#### [INSTRUCTIONS TO FOLLOW]
Return the listing word for word, as given.

Lines of data:
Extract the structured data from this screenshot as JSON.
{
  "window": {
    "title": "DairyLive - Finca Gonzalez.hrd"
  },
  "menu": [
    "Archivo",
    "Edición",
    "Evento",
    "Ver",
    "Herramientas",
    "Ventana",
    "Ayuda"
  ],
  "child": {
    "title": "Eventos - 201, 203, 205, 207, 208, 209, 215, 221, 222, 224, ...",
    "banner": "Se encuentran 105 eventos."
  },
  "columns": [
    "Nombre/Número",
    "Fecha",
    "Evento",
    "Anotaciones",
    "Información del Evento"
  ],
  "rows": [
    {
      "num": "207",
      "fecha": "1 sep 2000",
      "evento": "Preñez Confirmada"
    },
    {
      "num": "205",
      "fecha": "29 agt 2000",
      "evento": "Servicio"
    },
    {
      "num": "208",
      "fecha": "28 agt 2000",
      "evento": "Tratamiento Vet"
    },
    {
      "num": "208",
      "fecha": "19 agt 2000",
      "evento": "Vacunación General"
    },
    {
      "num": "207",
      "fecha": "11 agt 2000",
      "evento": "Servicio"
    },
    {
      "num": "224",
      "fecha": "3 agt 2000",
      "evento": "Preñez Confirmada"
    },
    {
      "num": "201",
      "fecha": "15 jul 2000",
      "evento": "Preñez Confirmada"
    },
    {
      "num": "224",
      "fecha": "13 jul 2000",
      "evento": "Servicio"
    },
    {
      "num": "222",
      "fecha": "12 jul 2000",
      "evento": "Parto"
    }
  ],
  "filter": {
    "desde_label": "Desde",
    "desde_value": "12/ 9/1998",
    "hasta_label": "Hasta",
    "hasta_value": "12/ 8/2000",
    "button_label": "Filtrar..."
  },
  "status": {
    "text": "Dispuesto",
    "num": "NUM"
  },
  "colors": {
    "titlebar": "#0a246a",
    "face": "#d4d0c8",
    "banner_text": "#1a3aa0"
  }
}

#### [THE RESULT]
Extract the structured data from this screenshot as JSON.
{
  "window": {
    "title": "DairyLive - Finca Gonzalez.hrd"
  },
  "menu": [
    "Archivo",
    "Edición",
    "Evento",
    "Ver",
    "Herramientas",
    "Ventana",
    "Ayuda"
  ],
  "child": {
    "title": "Eventos - 201, 203, 205, 207, 208, 209, 215, 221, 222, 224, ...",
    "banner": "Se encuentran 105 eventos."
  },
  "columns": [
    "Nombre/Número",
    "Fecha",
    "Evento",
    "Anotaciones",
    "Información del Evento"
  ],
  "rows": [
    {
      "num": "207",
      "fecha": "1 sep 2000",
      "evento": "Preñez Confirmada"
    },
    {
      "num": "205",
      "fecha": "29 agt 2000",
      "evento": "Servicio"
    },
    {
      "num": "208",
      "fecha": "28 agt 2000",
      "evento": "Tratamiento Vet"
    },
    {
      "num": "208",
      "fecha": "19 agt 2000",
      "evento": "Vacunación General"
    },
    {
      "num": "207",
      "fecha": "11 agt 2000",
      "evento": "Servicio"
    },
    {
      "num": "224",
      "fecha": "3 agt 2000",
      "evento": "Preñez Confirmada"
    },
    {
      "num": "201",
      "fecha": "15 jul 2000",
      "evento": "Preñez Confirmada"
    },
    {
      "num": "224",
      "fecha": "13 jul 2000",
      "evento": "Servicio"
    },
    {
      "num": "222",
      "fecha": "12 jul 2000",
      "evento": "Parto"
    }
  ],
  "filter": {
    "desde_label": "Desde",
    "desde_value": "12/ 9/1998",
    "hasta_label": "Hasta",
    "hasta_value": "12/ 8/2000",
    "button_label": "Filtrar..."
  },
  "status": {
    "text": "Dispuesto",
    "num": "NUM"
  },
  "colors": {
    "titlebar": "#0a246a",
    "face": "#d4d0c8",
    "banner_text": "#1a3aa0"
  }
}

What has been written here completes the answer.